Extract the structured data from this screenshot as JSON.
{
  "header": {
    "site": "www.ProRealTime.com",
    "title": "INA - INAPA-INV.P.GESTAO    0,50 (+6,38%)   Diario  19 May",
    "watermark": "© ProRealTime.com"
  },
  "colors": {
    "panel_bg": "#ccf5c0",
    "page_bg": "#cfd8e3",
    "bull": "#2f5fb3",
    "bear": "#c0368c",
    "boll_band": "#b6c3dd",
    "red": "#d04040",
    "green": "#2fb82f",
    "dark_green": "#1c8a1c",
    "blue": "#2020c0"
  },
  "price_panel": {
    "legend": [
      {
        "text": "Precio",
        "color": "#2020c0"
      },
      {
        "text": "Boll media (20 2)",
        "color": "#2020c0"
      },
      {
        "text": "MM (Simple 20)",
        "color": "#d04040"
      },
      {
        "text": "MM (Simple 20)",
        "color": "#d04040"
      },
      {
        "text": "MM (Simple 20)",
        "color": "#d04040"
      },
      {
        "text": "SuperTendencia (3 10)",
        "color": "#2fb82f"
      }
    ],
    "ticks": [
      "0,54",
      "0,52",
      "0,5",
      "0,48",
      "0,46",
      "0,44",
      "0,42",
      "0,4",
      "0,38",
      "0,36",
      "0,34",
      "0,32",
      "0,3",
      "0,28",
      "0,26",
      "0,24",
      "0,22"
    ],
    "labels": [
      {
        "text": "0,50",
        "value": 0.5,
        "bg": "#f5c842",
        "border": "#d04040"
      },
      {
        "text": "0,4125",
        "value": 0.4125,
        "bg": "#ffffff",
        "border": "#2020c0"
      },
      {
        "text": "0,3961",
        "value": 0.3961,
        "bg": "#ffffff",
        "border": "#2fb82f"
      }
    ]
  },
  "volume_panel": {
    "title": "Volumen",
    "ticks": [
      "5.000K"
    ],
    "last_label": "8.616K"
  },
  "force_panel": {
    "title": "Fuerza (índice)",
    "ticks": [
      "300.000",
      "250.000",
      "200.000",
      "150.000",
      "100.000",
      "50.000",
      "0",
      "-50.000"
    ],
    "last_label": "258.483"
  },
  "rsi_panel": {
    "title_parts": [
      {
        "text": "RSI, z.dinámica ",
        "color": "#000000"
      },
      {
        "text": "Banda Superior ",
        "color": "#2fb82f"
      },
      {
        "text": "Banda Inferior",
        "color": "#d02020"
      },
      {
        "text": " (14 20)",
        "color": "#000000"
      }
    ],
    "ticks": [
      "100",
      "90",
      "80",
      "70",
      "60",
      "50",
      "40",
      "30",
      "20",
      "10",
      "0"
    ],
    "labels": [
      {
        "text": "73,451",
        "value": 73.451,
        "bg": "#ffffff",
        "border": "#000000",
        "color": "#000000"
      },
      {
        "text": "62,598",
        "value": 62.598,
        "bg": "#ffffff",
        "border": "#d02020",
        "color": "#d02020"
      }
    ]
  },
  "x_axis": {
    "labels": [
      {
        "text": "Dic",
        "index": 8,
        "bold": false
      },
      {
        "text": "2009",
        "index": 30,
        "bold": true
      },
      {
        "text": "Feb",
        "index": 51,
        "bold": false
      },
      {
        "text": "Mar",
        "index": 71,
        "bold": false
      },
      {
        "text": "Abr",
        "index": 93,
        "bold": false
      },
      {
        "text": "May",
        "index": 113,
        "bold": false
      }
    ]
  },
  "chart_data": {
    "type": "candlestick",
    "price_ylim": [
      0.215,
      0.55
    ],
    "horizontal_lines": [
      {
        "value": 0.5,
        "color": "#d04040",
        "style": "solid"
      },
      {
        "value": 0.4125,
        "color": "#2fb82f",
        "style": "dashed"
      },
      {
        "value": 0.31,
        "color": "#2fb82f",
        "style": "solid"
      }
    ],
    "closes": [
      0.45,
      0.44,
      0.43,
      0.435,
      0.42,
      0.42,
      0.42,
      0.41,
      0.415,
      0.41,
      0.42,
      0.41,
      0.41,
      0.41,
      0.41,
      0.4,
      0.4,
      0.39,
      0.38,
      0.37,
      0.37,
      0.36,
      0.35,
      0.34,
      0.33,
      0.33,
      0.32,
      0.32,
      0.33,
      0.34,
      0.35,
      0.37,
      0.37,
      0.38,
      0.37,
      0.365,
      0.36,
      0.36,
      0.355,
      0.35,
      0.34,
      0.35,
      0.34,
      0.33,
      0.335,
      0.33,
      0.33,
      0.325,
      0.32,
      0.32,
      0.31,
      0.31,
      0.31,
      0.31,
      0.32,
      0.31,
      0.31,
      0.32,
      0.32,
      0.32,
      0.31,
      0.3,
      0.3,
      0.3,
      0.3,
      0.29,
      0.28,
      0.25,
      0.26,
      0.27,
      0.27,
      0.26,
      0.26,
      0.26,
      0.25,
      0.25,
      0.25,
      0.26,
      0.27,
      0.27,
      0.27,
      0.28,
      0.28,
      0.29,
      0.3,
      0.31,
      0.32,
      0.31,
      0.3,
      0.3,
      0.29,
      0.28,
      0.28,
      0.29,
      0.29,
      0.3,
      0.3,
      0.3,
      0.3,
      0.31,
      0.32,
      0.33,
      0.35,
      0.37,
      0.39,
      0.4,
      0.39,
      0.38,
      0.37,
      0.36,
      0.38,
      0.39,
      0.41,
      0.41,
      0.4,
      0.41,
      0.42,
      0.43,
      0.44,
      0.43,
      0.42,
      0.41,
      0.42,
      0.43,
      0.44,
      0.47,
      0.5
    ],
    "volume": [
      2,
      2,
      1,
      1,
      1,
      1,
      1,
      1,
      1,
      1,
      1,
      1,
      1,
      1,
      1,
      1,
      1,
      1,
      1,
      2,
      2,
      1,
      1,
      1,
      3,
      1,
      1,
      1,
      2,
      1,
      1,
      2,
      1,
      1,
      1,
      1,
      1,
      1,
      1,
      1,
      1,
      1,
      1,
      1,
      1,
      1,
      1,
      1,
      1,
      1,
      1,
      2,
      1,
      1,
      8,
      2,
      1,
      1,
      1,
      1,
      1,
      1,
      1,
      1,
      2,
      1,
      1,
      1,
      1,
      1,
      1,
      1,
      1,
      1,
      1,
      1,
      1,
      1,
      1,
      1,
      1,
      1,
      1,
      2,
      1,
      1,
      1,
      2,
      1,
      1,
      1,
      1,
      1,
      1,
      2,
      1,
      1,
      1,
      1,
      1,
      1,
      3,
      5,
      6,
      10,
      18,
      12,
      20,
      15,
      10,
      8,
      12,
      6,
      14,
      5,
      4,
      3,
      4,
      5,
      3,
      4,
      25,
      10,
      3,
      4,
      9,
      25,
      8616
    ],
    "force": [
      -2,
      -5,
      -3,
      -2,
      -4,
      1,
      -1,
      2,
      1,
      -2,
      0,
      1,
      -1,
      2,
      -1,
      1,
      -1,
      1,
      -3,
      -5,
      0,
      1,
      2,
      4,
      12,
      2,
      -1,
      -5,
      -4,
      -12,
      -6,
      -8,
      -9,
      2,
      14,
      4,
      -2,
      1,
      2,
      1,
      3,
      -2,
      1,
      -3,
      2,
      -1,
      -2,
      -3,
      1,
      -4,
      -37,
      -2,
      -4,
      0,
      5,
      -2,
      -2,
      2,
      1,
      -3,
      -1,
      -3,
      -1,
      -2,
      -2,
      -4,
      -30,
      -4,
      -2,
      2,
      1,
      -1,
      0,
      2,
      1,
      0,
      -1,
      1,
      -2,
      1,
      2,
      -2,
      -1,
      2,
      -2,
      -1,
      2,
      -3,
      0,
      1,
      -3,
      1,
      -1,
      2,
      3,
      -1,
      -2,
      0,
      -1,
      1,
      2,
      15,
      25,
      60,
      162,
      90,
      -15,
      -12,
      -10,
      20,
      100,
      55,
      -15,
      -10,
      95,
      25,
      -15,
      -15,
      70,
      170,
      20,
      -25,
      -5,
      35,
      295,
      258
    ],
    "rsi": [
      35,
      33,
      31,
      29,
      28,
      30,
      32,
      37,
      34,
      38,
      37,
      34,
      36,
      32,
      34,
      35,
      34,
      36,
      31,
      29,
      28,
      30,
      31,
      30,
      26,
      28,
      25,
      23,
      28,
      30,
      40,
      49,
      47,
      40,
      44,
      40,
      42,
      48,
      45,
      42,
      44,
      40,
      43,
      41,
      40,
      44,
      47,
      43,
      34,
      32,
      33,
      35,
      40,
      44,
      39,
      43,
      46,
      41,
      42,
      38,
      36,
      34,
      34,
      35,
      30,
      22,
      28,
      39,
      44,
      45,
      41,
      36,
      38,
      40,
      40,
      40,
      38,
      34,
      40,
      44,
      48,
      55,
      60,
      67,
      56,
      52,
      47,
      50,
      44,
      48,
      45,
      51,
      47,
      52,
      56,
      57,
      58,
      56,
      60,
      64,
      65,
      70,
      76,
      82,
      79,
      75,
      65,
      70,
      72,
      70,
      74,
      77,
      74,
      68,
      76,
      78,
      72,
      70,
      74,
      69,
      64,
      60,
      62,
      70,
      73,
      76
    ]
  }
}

■ WRITTEN INSTRUCTION: Out of the material above, gather each line where "Banda" appears.

■ ANSWER TO THIS PROBLEM:
        "text": "Banda Superior ",
        "text": "Banda Inferior",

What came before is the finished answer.